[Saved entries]
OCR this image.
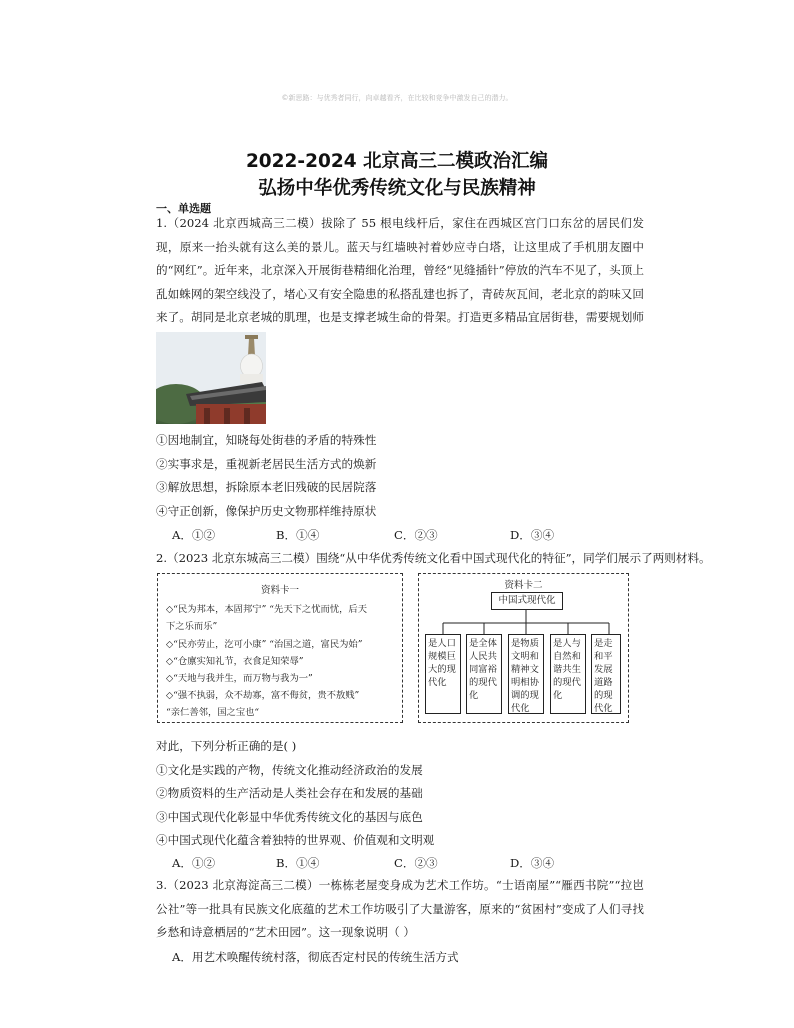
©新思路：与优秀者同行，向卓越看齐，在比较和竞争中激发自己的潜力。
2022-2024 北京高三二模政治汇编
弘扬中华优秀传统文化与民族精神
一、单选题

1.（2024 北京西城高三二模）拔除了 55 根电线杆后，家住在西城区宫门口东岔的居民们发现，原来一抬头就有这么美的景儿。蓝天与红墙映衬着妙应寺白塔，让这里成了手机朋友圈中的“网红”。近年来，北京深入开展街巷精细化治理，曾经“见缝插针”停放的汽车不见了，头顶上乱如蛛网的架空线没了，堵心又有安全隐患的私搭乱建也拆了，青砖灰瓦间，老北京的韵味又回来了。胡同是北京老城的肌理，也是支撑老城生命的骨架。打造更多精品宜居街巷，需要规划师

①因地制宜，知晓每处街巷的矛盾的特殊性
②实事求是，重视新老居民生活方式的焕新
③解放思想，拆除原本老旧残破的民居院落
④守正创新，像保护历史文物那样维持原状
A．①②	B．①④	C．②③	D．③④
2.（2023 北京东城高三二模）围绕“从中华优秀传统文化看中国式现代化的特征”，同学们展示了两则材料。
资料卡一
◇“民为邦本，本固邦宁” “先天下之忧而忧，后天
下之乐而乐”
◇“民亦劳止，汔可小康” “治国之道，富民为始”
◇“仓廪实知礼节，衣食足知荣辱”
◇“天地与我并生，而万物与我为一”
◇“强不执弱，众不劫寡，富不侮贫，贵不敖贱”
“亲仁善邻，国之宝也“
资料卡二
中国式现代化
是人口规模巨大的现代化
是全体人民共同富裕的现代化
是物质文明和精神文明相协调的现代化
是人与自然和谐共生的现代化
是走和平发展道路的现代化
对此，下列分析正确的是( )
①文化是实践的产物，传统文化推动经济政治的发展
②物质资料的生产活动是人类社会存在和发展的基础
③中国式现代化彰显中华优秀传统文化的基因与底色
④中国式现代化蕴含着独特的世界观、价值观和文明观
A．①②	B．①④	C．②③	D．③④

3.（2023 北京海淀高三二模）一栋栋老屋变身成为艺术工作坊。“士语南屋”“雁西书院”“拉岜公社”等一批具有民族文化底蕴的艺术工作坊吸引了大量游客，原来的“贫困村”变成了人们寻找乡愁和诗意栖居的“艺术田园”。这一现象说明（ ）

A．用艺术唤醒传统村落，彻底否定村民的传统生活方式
==
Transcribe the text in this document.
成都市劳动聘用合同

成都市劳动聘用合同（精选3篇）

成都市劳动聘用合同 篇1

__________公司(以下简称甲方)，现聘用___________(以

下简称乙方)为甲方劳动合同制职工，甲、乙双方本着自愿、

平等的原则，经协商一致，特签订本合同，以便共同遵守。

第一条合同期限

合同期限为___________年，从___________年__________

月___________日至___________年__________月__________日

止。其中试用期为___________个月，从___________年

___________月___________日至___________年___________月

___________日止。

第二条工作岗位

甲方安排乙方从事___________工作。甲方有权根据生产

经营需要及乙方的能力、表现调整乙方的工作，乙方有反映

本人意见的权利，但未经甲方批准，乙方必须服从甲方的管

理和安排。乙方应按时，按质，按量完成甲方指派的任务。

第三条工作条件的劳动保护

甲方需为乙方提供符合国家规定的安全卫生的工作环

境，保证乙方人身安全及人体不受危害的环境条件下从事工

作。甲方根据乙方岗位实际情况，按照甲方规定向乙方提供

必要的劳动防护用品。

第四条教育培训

(EXERCISE DIRECTIONS): Extract every line that has the string "成都市劳动聘用合同" in it.

(EXPECTED OUTPUT):
成都市劳动聘用合同
成都市劳动聘用合同（精选3篇）
成都市劳动聘用合同 篇1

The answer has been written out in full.